Part of a data file:
— Start —
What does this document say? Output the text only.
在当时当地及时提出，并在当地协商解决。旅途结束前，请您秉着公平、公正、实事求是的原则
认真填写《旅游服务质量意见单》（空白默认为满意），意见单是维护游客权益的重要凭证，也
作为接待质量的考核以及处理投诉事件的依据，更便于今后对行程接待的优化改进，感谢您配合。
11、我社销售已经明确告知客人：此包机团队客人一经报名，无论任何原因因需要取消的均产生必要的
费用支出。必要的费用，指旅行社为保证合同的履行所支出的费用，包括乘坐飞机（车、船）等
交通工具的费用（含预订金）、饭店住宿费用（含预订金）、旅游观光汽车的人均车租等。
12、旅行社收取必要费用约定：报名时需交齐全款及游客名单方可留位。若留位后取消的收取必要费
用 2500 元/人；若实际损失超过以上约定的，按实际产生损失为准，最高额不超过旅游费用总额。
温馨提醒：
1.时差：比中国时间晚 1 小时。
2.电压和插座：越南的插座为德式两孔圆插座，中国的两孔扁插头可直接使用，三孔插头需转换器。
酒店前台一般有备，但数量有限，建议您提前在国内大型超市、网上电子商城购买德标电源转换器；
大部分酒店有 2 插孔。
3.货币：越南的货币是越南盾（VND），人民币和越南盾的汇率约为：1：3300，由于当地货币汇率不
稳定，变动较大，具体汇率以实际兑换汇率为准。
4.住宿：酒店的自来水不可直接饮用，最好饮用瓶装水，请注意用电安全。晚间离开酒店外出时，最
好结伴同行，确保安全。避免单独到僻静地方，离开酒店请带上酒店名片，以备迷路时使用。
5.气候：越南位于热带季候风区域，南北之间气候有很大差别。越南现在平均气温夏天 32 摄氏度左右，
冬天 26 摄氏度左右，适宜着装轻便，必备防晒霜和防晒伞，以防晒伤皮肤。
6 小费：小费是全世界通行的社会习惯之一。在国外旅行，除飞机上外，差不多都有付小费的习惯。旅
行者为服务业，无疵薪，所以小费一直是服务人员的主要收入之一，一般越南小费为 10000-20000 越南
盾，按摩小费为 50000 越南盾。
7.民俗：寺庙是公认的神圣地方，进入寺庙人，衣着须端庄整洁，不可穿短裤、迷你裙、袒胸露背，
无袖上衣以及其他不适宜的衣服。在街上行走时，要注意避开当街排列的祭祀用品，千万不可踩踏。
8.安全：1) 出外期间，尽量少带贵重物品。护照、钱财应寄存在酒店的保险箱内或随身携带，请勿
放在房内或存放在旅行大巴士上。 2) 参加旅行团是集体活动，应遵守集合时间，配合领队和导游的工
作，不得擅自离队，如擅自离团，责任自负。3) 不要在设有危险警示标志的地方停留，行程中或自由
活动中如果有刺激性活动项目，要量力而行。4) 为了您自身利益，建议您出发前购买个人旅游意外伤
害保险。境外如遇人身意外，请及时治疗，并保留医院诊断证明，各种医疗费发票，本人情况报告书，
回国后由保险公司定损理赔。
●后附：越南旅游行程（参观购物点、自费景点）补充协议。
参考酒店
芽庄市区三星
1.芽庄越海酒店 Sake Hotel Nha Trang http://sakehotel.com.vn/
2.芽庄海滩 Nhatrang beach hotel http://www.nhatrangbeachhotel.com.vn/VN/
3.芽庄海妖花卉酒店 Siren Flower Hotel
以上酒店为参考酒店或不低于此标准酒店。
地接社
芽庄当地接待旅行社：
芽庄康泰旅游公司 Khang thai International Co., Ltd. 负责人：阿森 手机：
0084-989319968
— End —
- _Your instructions_: Check each line above for the word "摄氏度左右", and copy the lines where it appears.

- _Result_:
5.气候：越南位于热带季候风区域，南北之间气候有很大差别。越南现在平均气温夏天 32 摄氏度左右，
冬天 26 摄氏度左右，适宜着装轻便，必备防晒霜和防晒伞，以防晒伤皮肤。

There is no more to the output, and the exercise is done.